§ EXERCISE REQUIREMENTS:
1 > Could you write out the Legrad Jewish Cemetery page from "Number of existing" up to and including "access and read."?
2 > Answer these questions about the Legrad Jewish Cemetery page:
(a) At what street address is the cemetery located?
(b) What is the perimeter length of the cemetery?
(c) How many graves are in the forest?
3 > What are all the numbers written in digits on the Legrad Jewish Cemetery page?

§ QUOTED PASSAGE:
══════════
Legrad Jewish Cemetery

Cemetery Information

Koprivničko-križevačka županija
Site address
The cemetery is located at 36, Petra Zrinskog Street.
GPS coordinates
46.29266, 16.86034
Perimeter length
174 metres
Is the cemetery demolished
Type and height of existing fence
No fence
Preservation condition
Unfenced Jewish cemetery
General site condition
Half of the plot is maintained as a meadow, but the other half is neglected and is now overgrown with trees, rendering it impassable. The only surviving tombstone which could be examined can be found in between these two sections. Some graves remain in the forested area, bu they are severely neglected. Some graves are visible and it is likely there are tombstones scattered around the area. However, the dense roots and trees have hidden them from sight.
Number of existing gravestones
There is 1 visible tombstone without dates, and 5 graves in the forest, obscured by deep bushes which render them impossible to access and read.
══════════
§ RAW DATA:
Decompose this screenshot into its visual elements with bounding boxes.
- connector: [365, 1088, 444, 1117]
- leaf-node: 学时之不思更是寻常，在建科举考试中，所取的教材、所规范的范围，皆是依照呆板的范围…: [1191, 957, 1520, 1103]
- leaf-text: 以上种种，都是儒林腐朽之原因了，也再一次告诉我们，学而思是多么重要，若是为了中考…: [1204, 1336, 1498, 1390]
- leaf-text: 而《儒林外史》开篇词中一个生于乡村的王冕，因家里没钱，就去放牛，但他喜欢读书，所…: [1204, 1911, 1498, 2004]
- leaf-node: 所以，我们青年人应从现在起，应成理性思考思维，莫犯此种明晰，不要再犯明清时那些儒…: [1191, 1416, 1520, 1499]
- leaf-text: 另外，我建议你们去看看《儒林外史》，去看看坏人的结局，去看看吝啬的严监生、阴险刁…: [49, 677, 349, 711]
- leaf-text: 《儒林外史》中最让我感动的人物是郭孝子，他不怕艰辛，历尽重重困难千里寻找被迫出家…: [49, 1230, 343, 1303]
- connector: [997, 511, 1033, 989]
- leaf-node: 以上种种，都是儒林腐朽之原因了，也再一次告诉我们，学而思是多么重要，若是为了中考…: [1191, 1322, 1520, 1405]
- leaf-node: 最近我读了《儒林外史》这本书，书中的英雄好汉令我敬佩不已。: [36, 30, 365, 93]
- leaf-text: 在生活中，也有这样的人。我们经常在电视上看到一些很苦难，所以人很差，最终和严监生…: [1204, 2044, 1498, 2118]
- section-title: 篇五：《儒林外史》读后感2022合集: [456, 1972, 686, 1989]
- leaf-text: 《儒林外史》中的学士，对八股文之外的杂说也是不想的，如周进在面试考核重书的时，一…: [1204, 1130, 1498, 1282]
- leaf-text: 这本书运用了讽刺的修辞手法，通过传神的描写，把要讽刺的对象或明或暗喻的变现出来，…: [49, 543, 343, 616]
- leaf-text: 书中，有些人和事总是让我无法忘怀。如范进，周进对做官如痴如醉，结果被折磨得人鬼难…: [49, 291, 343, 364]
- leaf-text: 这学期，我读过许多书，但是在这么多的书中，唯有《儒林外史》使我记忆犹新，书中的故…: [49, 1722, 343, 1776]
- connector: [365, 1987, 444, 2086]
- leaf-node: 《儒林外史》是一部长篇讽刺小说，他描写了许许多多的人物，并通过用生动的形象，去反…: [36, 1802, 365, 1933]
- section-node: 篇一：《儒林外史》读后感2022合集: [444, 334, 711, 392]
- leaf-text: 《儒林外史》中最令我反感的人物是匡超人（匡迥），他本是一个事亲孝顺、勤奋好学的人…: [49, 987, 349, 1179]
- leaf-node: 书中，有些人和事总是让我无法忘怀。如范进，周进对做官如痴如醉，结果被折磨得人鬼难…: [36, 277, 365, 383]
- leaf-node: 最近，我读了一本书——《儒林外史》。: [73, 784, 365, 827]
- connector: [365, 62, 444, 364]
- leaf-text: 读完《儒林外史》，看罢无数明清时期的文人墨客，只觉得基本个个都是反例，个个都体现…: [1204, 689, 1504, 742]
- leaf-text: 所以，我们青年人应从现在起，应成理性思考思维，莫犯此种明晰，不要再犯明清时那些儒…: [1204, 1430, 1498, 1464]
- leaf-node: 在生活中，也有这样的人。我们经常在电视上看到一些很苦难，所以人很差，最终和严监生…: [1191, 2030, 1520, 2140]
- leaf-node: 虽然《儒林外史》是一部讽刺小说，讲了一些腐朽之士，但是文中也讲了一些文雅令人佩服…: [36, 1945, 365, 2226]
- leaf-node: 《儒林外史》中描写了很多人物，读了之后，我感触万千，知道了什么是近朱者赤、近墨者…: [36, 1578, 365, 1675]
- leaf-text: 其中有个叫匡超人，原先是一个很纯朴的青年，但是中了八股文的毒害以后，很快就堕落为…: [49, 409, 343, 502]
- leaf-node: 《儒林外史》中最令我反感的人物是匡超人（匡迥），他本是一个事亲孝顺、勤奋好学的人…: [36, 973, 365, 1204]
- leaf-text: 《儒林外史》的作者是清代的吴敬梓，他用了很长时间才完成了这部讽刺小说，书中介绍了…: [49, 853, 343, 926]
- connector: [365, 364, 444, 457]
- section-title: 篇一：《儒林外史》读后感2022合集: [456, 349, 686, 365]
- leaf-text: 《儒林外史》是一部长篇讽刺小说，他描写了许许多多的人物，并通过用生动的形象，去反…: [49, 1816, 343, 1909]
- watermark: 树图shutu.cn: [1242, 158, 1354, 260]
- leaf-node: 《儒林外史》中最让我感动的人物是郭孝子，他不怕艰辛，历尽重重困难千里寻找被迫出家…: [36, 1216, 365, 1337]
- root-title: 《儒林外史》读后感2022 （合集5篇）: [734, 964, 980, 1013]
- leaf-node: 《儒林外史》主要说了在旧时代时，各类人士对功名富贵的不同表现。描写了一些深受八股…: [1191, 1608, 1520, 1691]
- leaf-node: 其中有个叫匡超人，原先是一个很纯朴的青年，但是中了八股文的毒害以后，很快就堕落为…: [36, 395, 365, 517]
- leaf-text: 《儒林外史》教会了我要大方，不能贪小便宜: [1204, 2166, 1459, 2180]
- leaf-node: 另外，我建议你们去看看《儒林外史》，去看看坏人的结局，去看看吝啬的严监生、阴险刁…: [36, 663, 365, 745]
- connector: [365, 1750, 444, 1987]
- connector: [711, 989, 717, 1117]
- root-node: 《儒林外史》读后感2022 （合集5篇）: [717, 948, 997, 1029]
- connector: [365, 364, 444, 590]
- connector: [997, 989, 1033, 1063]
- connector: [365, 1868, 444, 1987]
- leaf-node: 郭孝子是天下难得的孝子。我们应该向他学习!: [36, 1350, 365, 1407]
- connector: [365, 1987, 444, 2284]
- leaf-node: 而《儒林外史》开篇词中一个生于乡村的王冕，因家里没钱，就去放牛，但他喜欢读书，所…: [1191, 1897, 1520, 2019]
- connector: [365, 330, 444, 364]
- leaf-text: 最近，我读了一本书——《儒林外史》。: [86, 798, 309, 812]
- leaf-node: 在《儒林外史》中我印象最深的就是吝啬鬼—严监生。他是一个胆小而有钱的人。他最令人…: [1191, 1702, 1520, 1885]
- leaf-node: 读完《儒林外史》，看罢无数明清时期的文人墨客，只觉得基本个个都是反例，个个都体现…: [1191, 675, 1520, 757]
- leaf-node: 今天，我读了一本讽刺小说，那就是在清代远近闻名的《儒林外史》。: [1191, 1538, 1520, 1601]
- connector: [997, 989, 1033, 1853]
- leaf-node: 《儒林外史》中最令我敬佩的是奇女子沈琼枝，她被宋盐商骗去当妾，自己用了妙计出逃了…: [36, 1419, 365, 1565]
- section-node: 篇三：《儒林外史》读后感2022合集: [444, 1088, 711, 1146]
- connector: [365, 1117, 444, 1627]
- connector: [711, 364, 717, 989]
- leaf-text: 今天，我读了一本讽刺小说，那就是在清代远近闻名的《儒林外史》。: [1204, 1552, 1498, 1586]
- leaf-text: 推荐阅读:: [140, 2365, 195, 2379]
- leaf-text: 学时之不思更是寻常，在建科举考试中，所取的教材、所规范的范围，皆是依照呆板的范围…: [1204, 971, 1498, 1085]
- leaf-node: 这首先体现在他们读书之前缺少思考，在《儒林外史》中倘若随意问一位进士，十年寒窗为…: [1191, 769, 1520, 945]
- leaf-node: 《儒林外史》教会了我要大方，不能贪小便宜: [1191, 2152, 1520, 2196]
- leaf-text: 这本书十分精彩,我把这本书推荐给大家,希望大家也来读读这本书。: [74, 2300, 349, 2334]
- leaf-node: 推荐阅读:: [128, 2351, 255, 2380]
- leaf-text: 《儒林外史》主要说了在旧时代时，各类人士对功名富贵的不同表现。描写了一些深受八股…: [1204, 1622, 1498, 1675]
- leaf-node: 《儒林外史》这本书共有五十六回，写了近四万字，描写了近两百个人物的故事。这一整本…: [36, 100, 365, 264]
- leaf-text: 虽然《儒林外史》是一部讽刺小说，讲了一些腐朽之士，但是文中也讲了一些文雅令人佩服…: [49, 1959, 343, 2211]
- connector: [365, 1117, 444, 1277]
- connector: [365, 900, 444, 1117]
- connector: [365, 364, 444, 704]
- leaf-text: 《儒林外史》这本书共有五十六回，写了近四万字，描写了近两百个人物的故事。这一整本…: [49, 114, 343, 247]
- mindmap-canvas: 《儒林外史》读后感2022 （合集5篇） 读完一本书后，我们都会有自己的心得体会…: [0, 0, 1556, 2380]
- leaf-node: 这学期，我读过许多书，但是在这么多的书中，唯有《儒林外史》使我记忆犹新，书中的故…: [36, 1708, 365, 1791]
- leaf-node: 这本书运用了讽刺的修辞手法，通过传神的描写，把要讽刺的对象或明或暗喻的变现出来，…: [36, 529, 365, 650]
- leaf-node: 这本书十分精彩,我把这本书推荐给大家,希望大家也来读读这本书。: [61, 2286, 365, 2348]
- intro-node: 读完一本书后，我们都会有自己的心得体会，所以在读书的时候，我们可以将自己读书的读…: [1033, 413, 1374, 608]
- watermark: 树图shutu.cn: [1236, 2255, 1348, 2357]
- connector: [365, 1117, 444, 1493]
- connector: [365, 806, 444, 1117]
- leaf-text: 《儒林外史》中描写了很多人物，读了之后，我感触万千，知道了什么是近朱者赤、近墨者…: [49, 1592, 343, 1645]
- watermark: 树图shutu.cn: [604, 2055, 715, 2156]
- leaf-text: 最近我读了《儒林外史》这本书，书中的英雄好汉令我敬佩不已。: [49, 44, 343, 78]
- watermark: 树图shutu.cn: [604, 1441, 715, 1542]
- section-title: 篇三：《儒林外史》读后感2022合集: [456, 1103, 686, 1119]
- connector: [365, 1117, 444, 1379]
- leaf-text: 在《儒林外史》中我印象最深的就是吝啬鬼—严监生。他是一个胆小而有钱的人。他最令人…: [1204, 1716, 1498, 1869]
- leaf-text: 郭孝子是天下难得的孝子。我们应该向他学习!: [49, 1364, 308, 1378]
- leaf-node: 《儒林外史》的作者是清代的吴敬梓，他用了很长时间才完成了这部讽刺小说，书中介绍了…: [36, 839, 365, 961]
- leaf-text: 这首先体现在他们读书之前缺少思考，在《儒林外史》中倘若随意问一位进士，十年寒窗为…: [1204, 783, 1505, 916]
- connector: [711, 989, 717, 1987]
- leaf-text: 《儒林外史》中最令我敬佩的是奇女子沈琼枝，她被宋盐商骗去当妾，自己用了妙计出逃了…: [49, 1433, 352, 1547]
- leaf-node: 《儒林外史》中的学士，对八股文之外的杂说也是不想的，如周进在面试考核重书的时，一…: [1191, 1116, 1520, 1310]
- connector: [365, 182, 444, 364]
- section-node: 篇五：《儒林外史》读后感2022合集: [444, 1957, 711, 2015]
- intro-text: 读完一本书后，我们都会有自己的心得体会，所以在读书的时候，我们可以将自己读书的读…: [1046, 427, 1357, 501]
══════════
§ SOLUTIONS PER TASK:
1 >
Number of existing gravestones
There is 1 visible tombstone without dates, and 5 graves in the forest, obscured by deep bushes which render them impossible to access and read.

2 >
(a) 36, Petra Zrinskog Street
(b) 174 metres
(c) 5

3 > 36, 46.29266, 16.86034, 174, 1, 5